▸ Reading passage:
Andy Spiegl wrote:
John Rudd wrote:
When you're just using the BOTNET rule directly, not as a meta-rule, the
BOTNET_SOHO code is called internally, so it should automatically kick in
an exempt a host from BOTNET if it appears to be a soho type mail server.
I'm not sure I understand what you mean by "using as a meta-rule".
Do you mean it should work if I just write:
describe BOTNET Relay might be a spambot or virusbot
header BOTNET eval:botnet()
score BOTNET 3.5
Yes, that is "using the BOTNET rule directly, and not as a meta-rule".
So it will call the BOTNET_SOHO code automatically. If your config
qualifies for the soho exemption, this will make it happen.
(That's the default in Botnet.cf)
If so, I don't understand why for example my own mails get scored like
this: (I've got a soho mailserver too)

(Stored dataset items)

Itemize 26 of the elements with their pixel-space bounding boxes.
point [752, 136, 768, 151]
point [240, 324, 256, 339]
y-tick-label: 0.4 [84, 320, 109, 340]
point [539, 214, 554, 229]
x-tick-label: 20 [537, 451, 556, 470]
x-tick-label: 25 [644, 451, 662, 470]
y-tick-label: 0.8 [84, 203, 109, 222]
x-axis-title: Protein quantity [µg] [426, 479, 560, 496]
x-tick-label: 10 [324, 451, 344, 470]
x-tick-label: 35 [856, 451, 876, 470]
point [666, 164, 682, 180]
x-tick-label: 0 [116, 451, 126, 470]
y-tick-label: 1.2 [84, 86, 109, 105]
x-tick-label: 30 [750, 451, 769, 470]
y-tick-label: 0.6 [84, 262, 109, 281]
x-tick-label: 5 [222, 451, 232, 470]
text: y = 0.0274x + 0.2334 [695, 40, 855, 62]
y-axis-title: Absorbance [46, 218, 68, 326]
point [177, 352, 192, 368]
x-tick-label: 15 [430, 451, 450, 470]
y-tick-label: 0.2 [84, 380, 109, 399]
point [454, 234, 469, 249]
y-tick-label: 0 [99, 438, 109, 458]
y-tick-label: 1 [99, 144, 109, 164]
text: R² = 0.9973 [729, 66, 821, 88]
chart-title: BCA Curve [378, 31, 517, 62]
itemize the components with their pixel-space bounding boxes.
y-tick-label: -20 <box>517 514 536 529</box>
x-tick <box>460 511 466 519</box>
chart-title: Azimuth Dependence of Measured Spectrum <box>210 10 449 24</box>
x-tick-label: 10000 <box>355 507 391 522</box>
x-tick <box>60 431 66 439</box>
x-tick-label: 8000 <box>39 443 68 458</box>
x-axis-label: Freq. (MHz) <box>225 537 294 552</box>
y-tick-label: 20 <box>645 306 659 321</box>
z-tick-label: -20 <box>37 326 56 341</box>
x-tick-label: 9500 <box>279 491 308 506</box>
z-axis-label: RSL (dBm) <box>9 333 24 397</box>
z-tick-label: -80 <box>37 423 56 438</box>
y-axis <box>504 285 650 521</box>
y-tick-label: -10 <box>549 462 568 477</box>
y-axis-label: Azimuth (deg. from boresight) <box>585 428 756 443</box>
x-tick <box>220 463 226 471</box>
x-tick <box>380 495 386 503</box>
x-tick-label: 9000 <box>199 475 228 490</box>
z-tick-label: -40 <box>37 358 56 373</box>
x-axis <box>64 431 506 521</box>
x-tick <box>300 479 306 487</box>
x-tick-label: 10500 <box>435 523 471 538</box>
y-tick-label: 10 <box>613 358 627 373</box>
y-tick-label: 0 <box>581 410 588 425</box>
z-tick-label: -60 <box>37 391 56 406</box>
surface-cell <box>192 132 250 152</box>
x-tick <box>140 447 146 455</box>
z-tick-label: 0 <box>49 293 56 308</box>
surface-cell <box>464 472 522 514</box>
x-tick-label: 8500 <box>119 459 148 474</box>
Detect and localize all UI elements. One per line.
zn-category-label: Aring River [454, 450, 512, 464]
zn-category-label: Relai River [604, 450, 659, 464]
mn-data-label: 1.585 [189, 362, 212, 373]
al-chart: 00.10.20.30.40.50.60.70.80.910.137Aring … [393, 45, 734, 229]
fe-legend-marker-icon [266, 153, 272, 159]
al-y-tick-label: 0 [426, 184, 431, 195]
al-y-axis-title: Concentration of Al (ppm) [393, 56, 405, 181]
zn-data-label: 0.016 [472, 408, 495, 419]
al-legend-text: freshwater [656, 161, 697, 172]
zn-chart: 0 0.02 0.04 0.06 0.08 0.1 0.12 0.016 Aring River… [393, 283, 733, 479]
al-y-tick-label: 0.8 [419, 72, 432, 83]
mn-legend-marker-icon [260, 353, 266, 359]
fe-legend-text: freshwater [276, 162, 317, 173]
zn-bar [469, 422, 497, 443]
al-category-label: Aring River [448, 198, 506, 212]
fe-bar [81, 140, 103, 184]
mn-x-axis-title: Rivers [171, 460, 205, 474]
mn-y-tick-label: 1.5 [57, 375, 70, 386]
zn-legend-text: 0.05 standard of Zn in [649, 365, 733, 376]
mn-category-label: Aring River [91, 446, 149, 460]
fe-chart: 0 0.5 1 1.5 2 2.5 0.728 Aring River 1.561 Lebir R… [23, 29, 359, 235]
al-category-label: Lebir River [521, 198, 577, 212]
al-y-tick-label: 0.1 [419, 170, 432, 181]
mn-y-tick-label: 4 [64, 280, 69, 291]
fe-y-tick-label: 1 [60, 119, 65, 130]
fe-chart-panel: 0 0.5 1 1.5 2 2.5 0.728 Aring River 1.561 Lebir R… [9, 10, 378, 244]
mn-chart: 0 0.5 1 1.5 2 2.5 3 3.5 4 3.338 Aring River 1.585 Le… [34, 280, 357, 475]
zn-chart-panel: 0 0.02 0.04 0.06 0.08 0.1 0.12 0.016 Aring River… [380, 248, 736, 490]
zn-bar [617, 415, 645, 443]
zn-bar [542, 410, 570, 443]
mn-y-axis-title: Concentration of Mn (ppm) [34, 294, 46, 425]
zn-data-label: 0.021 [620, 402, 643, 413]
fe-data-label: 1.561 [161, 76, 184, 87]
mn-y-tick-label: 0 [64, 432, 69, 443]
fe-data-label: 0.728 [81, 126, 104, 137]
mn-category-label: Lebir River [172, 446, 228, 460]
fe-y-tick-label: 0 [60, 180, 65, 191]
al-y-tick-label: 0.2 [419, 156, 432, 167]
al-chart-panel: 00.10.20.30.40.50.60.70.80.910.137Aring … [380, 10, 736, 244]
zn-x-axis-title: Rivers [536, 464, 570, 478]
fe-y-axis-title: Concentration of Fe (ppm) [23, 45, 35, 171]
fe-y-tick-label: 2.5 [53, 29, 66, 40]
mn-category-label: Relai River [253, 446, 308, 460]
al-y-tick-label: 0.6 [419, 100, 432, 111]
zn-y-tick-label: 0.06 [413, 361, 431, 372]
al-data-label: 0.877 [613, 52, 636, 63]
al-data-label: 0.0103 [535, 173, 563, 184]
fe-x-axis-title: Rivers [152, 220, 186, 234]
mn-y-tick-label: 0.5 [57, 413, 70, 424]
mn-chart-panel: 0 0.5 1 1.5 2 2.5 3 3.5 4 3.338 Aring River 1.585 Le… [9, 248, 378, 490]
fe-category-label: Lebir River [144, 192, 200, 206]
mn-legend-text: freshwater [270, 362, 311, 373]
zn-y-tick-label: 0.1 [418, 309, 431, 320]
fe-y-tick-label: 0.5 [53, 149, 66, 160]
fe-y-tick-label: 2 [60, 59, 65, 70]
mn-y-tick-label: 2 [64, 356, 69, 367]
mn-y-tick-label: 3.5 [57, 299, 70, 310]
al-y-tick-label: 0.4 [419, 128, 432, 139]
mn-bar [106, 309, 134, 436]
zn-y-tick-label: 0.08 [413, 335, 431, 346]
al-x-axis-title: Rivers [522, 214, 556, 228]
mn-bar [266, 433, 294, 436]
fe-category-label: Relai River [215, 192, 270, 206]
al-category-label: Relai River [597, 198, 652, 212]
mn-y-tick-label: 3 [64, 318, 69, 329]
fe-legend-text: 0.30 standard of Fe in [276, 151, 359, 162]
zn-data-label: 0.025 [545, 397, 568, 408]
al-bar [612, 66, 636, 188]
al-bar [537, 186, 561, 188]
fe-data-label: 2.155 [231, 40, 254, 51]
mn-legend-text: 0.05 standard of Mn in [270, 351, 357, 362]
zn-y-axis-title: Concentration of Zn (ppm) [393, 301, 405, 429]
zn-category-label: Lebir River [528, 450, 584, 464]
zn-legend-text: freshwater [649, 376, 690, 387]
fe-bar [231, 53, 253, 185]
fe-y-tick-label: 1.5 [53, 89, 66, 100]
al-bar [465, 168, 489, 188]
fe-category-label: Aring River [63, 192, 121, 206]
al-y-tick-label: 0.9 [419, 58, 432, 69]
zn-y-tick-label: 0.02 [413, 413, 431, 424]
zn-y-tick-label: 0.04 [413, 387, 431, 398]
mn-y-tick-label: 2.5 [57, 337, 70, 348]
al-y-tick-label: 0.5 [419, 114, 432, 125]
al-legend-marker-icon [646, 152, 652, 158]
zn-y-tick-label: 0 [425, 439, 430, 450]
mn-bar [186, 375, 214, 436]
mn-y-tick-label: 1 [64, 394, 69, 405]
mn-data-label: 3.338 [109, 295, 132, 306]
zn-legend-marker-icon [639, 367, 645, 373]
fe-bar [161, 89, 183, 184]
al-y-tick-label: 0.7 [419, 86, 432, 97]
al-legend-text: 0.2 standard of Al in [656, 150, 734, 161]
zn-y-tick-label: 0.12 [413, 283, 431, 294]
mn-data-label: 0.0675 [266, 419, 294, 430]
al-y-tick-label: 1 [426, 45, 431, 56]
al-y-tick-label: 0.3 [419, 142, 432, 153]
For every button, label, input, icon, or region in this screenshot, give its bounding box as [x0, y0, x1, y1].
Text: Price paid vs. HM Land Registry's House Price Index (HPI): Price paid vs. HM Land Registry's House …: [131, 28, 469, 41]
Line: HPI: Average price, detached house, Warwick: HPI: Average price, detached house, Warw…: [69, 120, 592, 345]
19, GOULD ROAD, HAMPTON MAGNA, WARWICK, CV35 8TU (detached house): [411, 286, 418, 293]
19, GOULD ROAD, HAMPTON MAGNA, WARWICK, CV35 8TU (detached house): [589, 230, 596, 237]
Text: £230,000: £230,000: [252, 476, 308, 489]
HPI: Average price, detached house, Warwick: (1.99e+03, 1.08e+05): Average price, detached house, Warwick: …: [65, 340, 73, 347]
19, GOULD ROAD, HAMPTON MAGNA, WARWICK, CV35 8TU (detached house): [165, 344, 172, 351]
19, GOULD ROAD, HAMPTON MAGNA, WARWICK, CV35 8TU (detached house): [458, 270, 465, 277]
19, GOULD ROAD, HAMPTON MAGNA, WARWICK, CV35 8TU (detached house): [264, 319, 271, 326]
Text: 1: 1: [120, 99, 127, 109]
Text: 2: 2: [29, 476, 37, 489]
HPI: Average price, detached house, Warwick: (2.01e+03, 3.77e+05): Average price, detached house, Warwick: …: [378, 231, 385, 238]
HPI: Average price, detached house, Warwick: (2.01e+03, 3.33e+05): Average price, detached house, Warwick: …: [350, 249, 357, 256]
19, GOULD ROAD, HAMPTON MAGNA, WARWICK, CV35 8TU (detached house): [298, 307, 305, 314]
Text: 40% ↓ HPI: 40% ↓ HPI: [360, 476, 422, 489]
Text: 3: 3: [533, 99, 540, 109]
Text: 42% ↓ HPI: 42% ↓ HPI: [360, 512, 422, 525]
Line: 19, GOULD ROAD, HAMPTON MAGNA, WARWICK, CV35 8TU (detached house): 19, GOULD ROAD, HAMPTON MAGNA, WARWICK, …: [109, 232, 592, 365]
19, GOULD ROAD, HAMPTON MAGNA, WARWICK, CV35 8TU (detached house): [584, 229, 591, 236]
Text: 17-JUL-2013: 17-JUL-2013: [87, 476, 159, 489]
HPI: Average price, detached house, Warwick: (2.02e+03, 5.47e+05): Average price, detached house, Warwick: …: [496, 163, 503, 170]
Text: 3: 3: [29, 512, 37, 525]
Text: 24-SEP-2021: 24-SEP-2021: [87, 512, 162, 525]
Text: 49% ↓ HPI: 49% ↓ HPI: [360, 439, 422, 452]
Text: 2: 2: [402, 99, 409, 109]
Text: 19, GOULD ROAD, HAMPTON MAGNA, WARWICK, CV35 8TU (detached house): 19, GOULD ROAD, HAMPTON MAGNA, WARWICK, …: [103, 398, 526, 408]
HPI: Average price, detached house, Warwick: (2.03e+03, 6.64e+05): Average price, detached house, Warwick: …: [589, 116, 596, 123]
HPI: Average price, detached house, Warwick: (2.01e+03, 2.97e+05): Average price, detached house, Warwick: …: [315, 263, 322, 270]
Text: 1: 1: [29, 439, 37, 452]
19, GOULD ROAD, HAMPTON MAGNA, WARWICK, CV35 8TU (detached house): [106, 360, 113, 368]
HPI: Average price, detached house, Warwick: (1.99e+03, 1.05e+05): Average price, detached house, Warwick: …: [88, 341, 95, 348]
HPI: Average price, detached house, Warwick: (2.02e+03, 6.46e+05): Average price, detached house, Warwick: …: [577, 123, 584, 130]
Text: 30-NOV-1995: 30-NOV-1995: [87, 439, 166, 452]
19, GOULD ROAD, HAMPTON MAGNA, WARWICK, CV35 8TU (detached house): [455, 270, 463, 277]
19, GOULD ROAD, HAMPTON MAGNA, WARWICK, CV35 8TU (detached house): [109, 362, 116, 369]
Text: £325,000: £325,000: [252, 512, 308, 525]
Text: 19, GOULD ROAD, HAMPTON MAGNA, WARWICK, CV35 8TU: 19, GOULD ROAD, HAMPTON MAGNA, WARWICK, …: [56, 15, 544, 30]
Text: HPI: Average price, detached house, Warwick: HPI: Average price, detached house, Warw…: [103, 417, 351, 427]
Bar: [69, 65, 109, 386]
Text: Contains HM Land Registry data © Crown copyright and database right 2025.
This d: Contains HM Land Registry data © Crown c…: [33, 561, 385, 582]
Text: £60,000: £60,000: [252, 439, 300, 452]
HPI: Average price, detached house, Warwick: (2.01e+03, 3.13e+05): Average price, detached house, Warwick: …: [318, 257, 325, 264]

▸ Problem statement: In the forum thread, what is called internally when the BOTNET rule is used directly rather than as a meta-rule?

▸ Your response: The BOTNET_SOHO code is called internally.